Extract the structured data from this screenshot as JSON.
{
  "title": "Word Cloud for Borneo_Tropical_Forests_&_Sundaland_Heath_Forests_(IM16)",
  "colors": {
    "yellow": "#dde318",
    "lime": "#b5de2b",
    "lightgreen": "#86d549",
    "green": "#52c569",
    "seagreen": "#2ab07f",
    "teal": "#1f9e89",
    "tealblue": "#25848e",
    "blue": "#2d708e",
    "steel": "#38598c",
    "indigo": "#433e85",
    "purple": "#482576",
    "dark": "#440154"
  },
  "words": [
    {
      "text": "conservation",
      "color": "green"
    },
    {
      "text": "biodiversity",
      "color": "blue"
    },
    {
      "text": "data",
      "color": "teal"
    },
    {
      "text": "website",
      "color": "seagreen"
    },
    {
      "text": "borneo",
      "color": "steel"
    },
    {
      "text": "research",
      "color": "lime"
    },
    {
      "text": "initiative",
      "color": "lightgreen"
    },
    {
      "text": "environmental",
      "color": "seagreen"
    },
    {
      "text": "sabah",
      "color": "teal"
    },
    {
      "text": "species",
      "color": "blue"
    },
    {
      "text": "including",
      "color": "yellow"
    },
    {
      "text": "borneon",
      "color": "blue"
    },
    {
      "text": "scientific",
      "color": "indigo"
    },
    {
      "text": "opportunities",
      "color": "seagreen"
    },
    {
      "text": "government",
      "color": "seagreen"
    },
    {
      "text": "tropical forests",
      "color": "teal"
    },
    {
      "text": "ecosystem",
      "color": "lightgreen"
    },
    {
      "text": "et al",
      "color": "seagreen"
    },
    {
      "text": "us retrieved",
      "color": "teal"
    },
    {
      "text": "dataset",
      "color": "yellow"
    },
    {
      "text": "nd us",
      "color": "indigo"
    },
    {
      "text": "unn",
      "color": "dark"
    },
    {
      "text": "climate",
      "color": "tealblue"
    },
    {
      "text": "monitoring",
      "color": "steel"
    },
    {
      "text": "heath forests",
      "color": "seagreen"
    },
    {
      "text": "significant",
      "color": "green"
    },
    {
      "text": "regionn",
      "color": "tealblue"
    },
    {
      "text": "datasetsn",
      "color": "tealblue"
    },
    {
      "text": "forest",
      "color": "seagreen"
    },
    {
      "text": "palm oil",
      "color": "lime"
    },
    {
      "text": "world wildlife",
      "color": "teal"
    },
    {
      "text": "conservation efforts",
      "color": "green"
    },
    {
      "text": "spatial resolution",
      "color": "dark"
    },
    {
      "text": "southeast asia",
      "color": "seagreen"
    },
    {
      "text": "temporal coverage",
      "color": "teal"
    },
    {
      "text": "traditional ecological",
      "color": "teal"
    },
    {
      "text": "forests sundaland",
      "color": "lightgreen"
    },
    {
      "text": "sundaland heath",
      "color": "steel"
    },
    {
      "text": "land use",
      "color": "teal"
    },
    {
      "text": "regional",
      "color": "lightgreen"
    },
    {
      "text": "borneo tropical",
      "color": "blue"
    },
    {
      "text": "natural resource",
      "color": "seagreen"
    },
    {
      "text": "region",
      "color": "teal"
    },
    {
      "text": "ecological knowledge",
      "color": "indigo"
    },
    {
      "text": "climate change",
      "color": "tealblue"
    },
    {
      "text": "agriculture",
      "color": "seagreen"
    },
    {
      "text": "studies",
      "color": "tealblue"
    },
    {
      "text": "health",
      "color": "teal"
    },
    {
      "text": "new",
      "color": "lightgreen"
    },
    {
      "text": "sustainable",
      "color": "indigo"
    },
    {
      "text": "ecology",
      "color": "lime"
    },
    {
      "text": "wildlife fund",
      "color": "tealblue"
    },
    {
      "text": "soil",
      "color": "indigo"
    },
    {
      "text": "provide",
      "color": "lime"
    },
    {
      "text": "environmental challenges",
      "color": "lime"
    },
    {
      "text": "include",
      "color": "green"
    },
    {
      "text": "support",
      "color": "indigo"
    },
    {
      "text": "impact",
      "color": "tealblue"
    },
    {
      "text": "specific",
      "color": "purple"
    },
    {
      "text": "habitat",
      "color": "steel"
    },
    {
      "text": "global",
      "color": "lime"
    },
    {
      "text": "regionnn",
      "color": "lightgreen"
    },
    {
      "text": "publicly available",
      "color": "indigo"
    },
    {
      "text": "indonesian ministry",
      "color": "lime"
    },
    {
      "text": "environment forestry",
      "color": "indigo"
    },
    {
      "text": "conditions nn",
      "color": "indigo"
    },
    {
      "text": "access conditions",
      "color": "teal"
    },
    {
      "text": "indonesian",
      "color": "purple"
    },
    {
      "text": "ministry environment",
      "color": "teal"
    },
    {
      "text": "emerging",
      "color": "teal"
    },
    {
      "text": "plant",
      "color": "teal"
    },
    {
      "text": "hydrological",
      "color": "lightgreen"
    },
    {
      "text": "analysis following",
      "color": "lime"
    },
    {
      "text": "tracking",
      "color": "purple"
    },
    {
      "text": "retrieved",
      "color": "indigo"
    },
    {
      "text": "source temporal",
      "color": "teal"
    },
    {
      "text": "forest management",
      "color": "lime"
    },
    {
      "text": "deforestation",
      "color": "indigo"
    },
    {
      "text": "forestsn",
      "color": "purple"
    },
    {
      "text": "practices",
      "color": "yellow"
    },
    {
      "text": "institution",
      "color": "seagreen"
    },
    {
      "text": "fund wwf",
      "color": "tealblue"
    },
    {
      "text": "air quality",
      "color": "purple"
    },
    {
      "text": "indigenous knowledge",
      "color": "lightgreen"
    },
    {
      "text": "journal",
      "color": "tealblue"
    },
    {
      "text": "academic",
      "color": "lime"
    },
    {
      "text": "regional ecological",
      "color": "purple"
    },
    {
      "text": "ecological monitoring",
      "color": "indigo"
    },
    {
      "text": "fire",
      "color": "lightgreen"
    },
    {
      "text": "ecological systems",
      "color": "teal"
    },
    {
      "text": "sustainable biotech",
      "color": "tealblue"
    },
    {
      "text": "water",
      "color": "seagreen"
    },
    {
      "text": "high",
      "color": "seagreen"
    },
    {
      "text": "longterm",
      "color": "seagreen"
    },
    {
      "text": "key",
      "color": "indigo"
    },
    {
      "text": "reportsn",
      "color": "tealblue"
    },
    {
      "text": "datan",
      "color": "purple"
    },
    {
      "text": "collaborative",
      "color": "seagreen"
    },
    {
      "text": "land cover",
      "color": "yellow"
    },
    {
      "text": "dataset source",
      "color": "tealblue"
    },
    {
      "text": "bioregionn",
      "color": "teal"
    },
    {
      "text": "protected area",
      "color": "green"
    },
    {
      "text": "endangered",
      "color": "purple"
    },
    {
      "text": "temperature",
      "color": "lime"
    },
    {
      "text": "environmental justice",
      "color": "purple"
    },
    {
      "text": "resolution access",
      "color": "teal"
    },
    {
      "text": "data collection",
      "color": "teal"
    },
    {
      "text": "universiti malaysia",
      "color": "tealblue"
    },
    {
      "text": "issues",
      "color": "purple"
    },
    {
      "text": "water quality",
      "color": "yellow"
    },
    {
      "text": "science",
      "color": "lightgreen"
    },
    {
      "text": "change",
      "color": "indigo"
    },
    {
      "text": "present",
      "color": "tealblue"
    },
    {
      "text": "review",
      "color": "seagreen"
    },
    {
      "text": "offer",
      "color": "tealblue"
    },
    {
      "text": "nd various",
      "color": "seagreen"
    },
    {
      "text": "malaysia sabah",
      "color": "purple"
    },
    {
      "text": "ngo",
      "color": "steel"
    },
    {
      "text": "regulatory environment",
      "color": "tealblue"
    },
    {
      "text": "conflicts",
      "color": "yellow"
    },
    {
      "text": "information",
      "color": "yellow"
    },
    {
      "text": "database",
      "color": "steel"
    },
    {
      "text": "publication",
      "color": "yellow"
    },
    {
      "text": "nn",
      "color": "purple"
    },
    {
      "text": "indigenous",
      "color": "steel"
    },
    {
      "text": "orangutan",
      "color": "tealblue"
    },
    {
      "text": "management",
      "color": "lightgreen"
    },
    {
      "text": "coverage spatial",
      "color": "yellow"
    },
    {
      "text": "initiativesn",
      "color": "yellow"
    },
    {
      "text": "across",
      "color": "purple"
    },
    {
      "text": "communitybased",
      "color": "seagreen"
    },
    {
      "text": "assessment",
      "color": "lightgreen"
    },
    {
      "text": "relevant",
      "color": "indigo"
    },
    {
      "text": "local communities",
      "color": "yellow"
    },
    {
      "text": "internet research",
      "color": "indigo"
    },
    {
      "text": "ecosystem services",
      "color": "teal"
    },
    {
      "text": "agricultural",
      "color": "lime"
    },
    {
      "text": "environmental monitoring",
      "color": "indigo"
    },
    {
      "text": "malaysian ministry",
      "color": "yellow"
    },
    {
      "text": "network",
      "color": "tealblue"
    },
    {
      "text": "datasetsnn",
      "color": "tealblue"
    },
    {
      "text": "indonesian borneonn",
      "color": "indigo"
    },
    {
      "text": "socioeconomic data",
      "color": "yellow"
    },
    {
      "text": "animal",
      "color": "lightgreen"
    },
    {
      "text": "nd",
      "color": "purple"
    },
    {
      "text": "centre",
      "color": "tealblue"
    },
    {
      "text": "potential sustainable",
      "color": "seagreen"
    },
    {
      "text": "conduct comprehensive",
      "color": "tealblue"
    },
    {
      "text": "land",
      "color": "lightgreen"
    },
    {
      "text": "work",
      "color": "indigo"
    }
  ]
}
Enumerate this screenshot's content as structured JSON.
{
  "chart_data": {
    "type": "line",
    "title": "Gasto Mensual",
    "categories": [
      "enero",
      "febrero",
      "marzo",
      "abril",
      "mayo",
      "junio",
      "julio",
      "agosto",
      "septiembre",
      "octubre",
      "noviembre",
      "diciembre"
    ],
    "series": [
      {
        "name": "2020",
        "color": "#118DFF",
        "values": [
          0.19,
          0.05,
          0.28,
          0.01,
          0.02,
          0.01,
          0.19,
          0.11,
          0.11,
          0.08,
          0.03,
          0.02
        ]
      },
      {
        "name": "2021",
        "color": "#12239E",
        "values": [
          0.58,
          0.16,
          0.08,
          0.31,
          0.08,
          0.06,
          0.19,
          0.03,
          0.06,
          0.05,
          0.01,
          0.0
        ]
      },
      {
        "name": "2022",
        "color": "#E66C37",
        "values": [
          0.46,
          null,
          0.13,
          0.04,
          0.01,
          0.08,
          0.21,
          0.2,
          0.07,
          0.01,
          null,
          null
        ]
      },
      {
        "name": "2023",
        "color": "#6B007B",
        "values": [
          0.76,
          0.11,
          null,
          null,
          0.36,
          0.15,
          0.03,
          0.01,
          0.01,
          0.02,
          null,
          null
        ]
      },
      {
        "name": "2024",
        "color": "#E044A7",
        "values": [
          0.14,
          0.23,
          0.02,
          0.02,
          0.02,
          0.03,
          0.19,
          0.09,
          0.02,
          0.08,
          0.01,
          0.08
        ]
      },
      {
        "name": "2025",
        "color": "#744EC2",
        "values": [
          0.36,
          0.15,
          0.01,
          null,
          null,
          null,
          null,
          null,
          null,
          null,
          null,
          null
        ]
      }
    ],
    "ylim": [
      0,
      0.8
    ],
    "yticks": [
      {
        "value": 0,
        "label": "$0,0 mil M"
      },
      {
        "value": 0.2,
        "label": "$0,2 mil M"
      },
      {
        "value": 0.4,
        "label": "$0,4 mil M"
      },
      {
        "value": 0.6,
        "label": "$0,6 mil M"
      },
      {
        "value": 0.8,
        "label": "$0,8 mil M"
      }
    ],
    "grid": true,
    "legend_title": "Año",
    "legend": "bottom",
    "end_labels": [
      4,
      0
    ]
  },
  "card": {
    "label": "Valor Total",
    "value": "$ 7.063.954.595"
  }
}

+ + +

→ SET TASK
Find the lines above holding the word "monitoring" and show them.

→ REPLY
      "text": "monitoring",
      "text": "ecological monitoring",
      "text": "environmental monitoring",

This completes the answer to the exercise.